Copy all lines holding the word "John" from the entries.

┌──

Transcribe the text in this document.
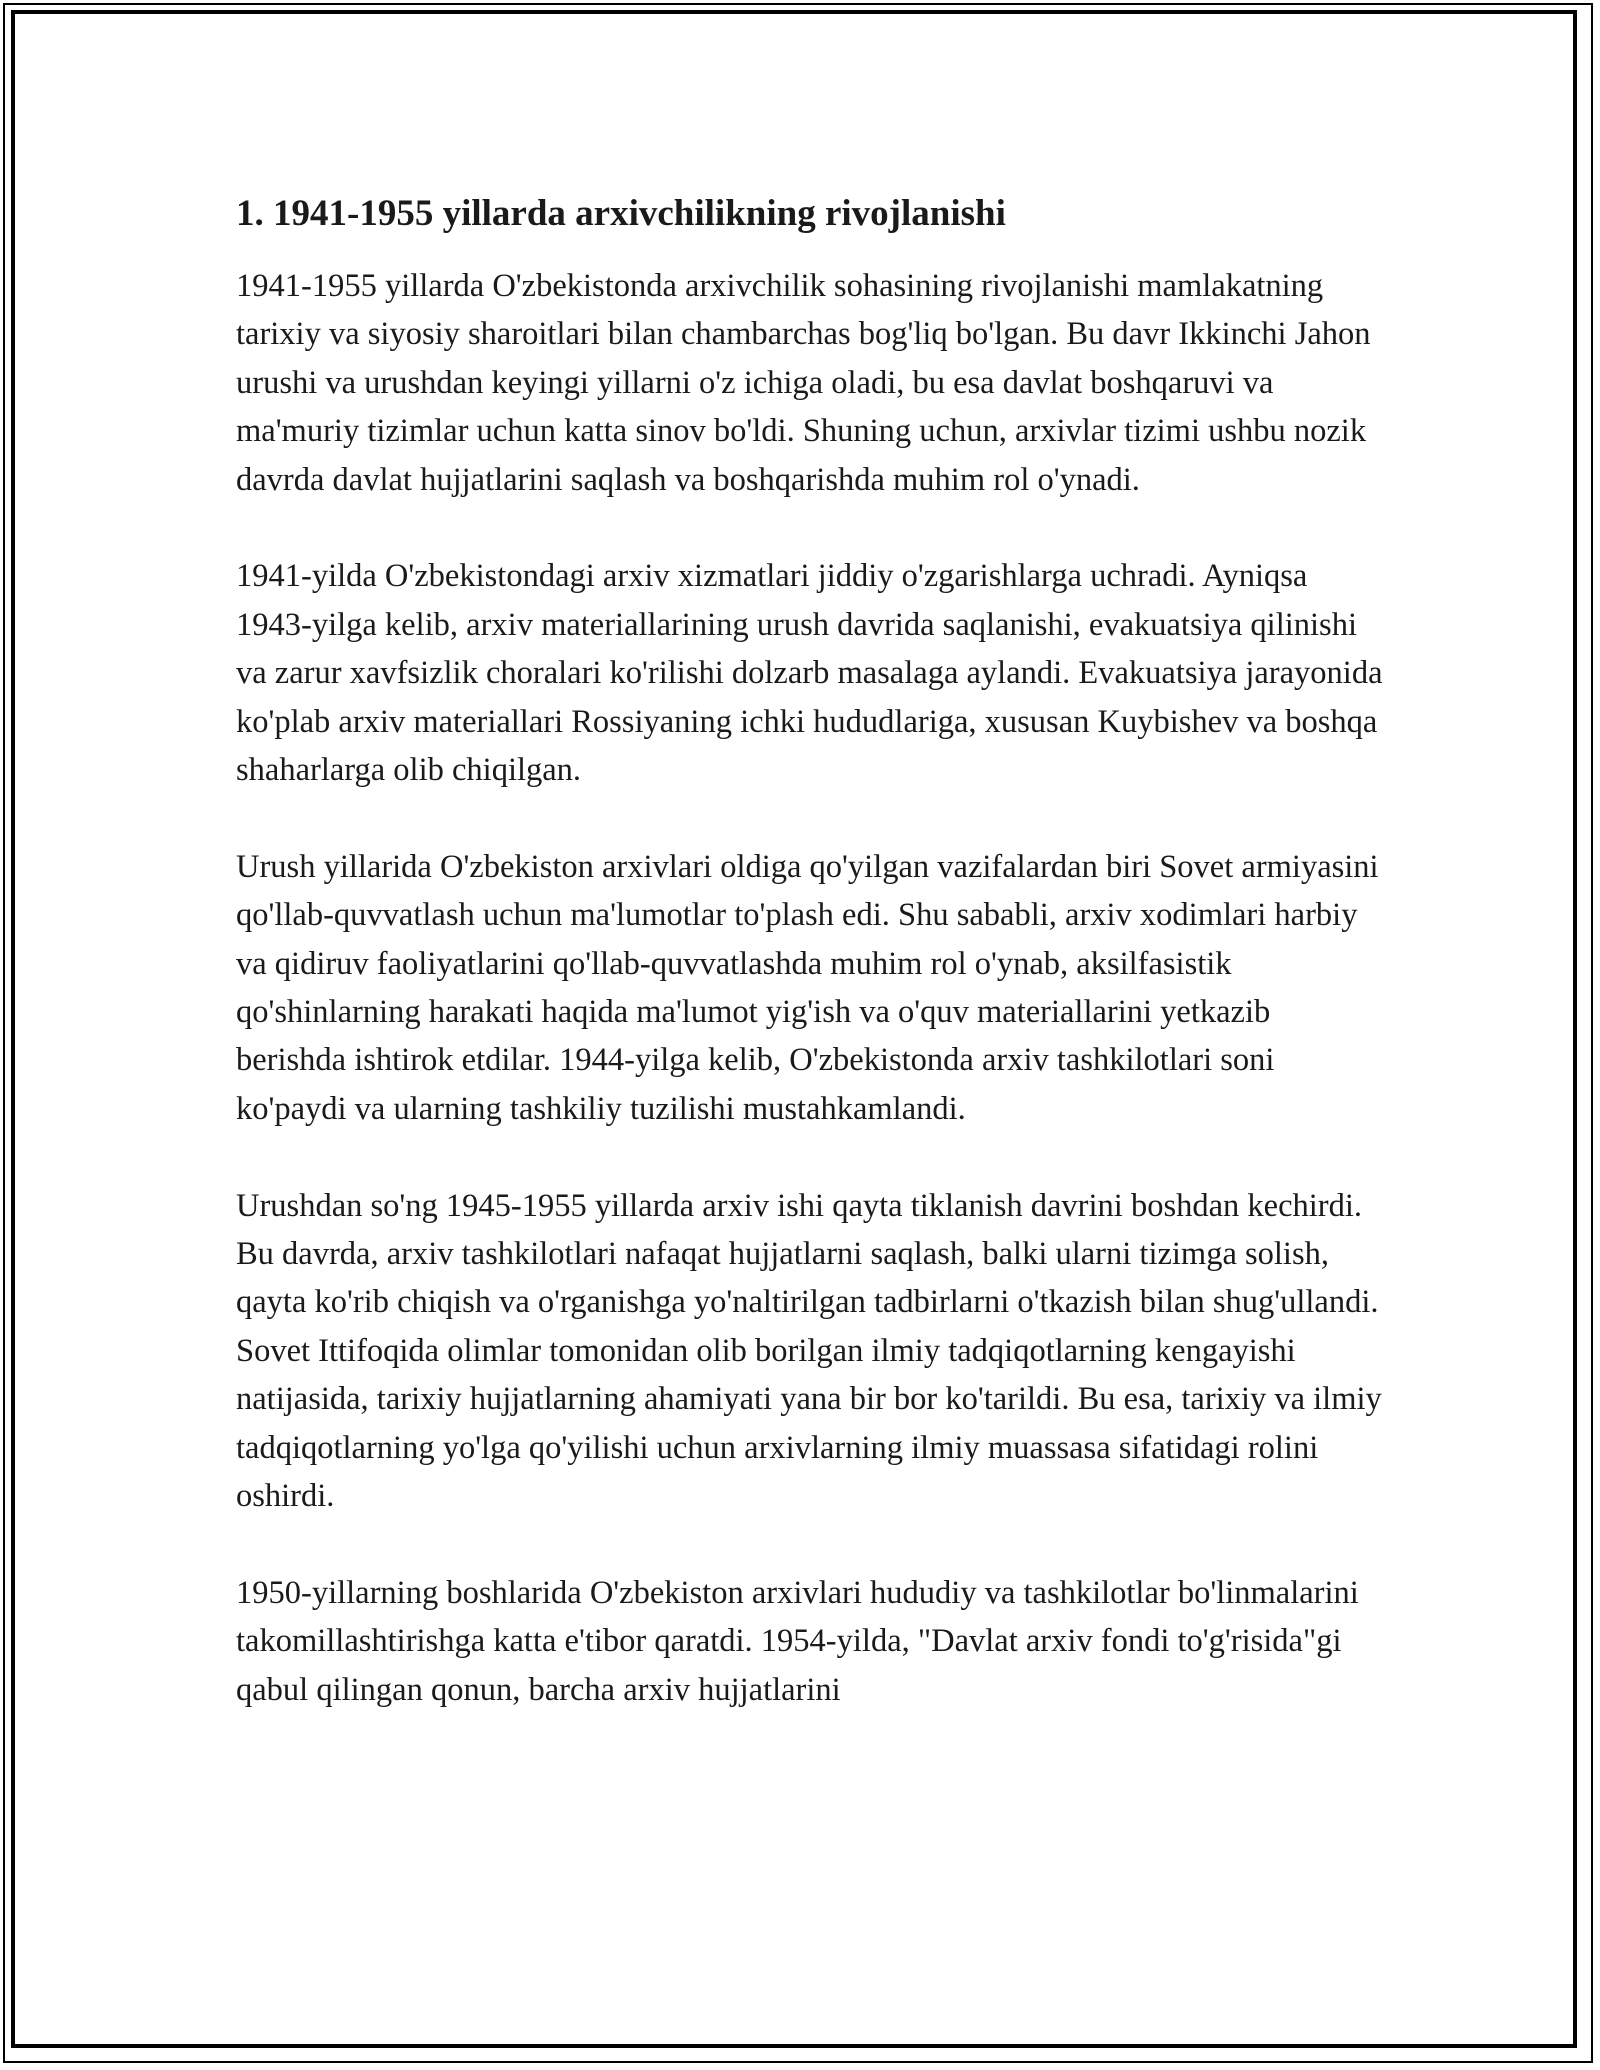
1. 1941-1955 yillarda arxivchilikning rivojlanishi

1941-1955 yillarda O'zbekistonda arxivchilik sohasining rivojlanishi mamlakatning tarixiy va siyosiy sharoitlari bilan chambarchas bog'liq bo'lgan. Bu davr Ikkinchi Jahon urushi va urushdan keyingi yillarni o'z ichiga oladi, bu esa davlat boshqaruvi va ma'muriy tizimlar uchun katta sinov bo'ldi. Shuning uchun, arxivlar tizimi ushbu nozik davrda davlat hujjatlarini saqlash va boshqarishda muhim rol o'ynadi.

1941-yilda O'zbekistondagi arxiv xizmatlari jiddiy o'zgarishlarga uchradi. Ayniqsa 1943-yilga kelib, arxiv materiallarining urush davrida saqlanishi, evakuatsiya qilinishi va zarur xavfsizlik choralari ko'rilishi dolzarb masalaga aylandi. Evakuatsiya jarayonida ko'plab arxiv materiallari Rossiyaning ichki hududlariga, xususan Kuybishev va boshqa shaharlarga olib chiqilgan.

Urush yillarida O'zbekiston arxivlari oldiga qo'yilgan vazifalardan biri Sovet armiyasini qo'llab-quvvatlash uchun ma'lumotlar to'plash edi. Shu sababli, arxiv xodimlari harbiy va qidiruv faoliyatlarini qo'llab-quvvatlashda muhim rol o'ynab, aksilfasistik qo'shinlarning harakati haqida ma'lumot yig'ish va o'quv materiallarini yetkazib berishda ishtirok etdilar. 1944-yilga kelib, O'zbekistonda arxiv tashkilotlari soni ko'paydi va ularning tashkiliy tuzilishi mustahkamlandi.

Urushdan so'ng 1945-1955 yillarda arxiv ishi qayta tiklanish davrini boshdan kechirdi. Bu davrda, arxiv tashkilotlari nafaqat hujjatlarni saqlash, balki ularni tizimga solish, qayta ko'rib chiqish va o'rganishga yo'naltirilgan tadbirlarni o'tkazish bilan shug'ullandi. Sovet Ittifoqida olimlar tomonidan olib borilgan ilmiy tadqiqotlarning kengayishi natijasida, tarixiy hujjatlarning ahamiyati yana bir bor ko'tarildi. Bu esa, tarixiy va ilmiy tadqiqotlarning yo'lga qo'yilishi uchun arxivlarning ilmiy muassasa sifatidagi rolini oshirdi.

1950-yillarning boshlarida O'zbekiston arxivlari hududiy va tashkilotlar bo'linmalarini takomillashtirishga katta e'tibor qaratdi. 1954-yilda, "Davlat arxiv fondi to'g'risida"gi qabul qilingan qonun, barcha arxiv hujjatlarini
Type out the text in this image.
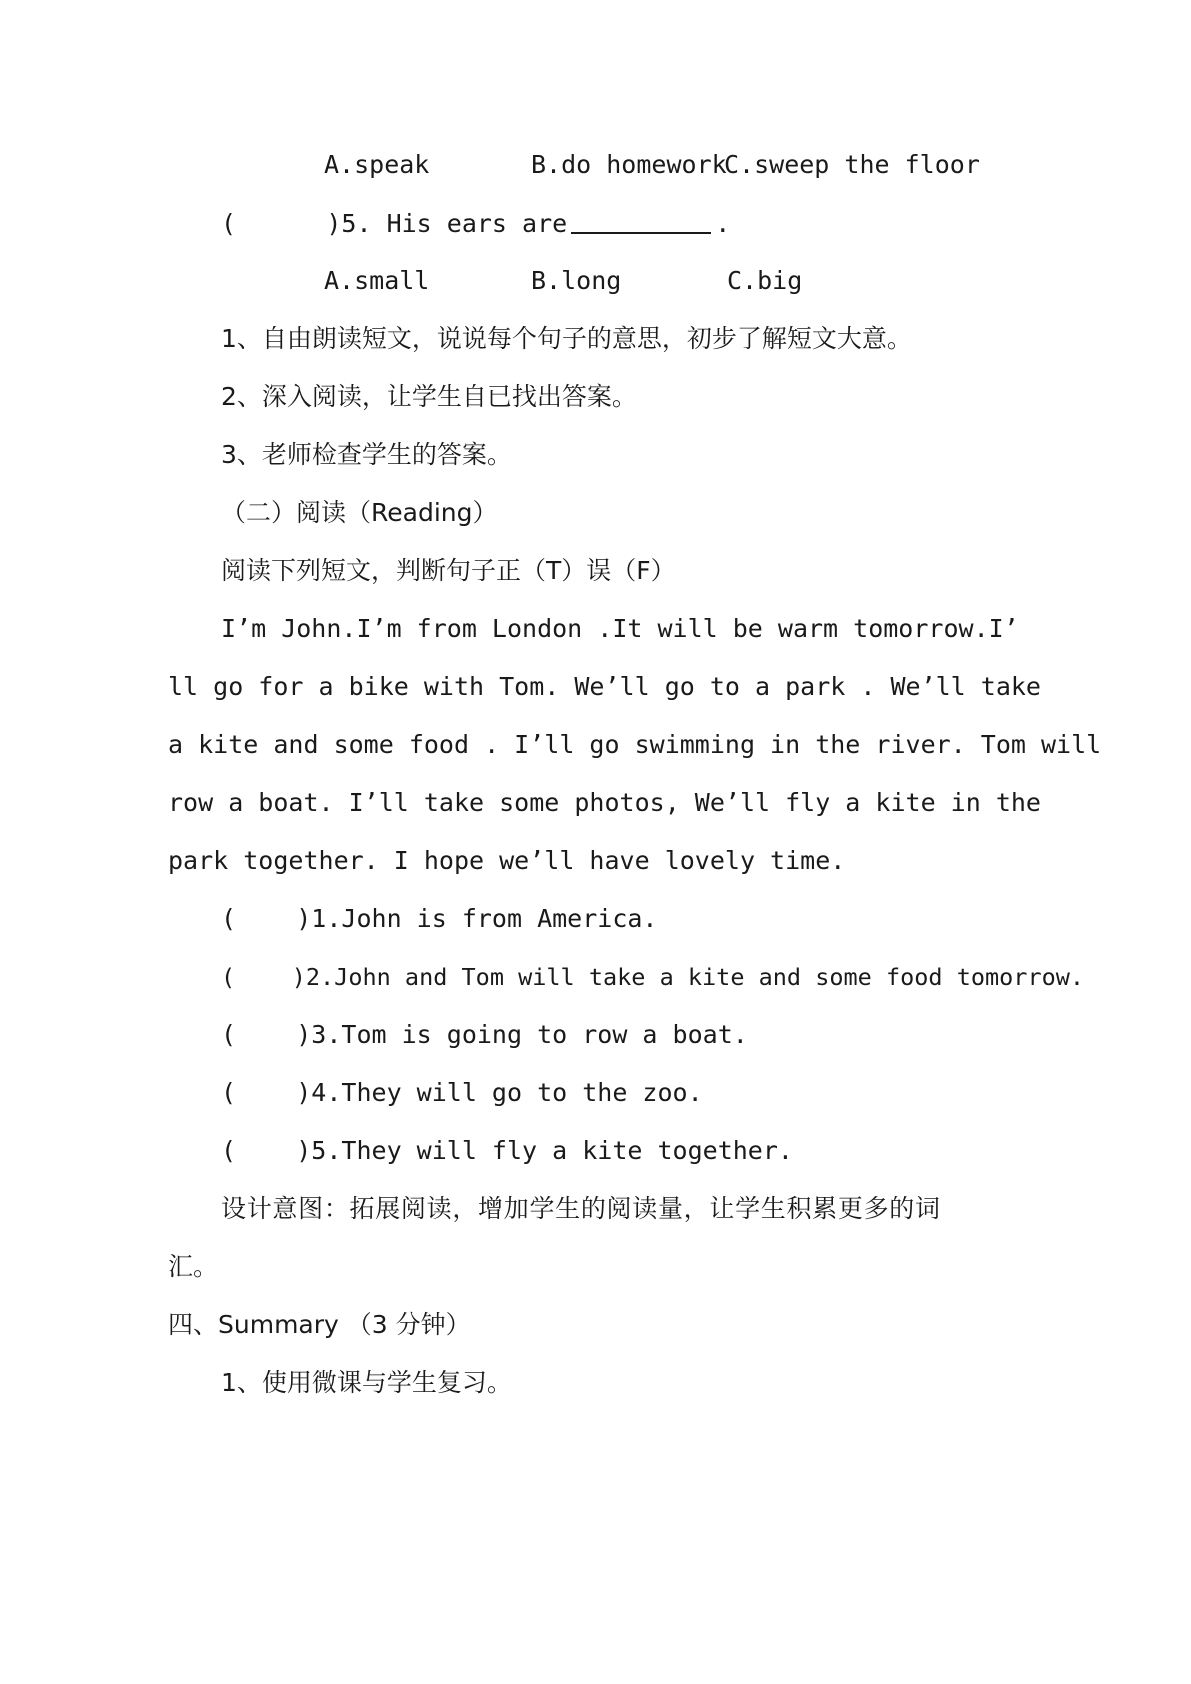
A.speak	B.do homework
C.sweep the floor
(      )5. His ears are	.
A.small	B.long	C.big
1、自由朗读短文，说说每个句子的意思，初步了解短文大意。
2、深入阅读，让学生自已找出答案。
3、老师检查学生的答案。
（二）阅读（Reading）
阅读下列短文，判断句子正（T）误（F）
I’m John.I’m from London .It will be warm tomorrow.I’
ll go for a bike with Tom. We’ll go to a park . We’ll take
a kite and some food . I’ll go swimming in the river. Tom will
row a boat. I’ll take some photos, We’ll fly a kite in the
park together. I hope we’ll have lovely time.
(    )1.John is from America.
(    )2.John and Tom will take a kite and some food tomorrow.
(    )3.Tom is going to row a boat.
(    )4.They will go to the zoo.
(    )5.They will fly a kite together.
设计意图：拓展阅读，增加学生的阅读量，让学生积累更多的词
汇。
四、Summary （3 分钟）
1、使用微课与学生复习。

└──

- COMPLETE RESPONSE:
I’m John.I’m from London .It will be warm tomorrow.I’
(    )1.John is from America.
(    )2.John and Tom will take a kite and some food tomorrow.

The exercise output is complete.